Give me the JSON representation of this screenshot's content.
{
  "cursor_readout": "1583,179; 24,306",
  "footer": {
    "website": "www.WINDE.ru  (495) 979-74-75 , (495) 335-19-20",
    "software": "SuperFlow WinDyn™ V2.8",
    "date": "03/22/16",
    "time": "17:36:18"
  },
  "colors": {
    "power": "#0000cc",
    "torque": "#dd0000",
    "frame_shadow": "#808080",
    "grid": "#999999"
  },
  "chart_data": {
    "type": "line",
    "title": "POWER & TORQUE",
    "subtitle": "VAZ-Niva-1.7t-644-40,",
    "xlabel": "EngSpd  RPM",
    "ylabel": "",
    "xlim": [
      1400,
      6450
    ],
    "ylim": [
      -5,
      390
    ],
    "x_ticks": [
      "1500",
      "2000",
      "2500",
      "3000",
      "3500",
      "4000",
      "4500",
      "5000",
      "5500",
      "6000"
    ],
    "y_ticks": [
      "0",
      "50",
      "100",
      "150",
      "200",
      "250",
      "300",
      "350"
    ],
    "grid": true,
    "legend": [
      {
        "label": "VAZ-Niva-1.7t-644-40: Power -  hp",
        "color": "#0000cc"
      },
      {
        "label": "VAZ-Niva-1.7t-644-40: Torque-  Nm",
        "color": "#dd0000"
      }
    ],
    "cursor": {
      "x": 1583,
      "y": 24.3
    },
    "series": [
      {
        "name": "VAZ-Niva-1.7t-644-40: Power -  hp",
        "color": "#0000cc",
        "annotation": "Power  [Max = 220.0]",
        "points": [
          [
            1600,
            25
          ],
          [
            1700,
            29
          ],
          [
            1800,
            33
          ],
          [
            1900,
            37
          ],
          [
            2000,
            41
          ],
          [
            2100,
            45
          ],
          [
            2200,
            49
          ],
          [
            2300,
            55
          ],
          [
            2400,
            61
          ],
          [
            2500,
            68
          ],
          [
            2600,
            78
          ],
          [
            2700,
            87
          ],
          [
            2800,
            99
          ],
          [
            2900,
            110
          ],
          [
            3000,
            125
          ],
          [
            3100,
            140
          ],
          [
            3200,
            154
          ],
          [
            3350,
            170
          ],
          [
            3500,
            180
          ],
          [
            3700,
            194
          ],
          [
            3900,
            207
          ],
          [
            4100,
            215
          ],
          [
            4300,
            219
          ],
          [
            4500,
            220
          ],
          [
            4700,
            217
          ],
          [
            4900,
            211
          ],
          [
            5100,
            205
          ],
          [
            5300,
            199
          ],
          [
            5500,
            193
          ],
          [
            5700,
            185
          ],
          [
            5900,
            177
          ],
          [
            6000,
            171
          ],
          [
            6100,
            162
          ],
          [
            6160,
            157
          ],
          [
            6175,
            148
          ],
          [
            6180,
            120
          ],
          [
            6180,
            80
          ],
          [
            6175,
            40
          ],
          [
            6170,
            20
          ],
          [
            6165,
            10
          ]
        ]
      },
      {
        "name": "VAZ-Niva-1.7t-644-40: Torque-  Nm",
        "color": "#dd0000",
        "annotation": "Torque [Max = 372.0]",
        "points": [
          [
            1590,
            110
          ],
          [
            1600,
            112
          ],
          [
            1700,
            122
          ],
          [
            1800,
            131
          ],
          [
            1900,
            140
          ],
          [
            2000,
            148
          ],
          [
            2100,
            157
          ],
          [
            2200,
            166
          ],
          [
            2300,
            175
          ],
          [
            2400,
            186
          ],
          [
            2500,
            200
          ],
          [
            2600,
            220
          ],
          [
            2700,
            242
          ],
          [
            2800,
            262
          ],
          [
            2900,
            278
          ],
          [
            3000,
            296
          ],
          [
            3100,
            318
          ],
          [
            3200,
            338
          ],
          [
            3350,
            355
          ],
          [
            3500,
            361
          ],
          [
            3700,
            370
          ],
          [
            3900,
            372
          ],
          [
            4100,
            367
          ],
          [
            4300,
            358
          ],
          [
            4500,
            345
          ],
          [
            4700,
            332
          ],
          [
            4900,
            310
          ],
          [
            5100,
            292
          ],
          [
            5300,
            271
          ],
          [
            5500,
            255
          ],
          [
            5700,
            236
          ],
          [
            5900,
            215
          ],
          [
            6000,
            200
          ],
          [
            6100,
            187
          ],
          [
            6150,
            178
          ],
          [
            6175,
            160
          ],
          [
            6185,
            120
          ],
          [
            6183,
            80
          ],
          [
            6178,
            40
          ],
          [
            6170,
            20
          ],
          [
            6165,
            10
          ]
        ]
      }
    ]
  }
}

---

> [WHAT THIS TASK INVOLVES] Wherever the word "Niva" occurs in a line of the listing, copy that line.

> [THE RESPONSE]
    "subtitle": "VAZ-Niva-1.7t-644-40,",
        "label": "VAZ-Niva-1.7t-644-40: Power -  hp",
        "label": "VAZ-Niva-1.7t-644-40: Torque-  Nm",
        "name": "VAZ-Niva-1.7t-644-40: Power -  hp",
        "name": "VAZ-Niva-1.7t-644-40: Torque-  Nm",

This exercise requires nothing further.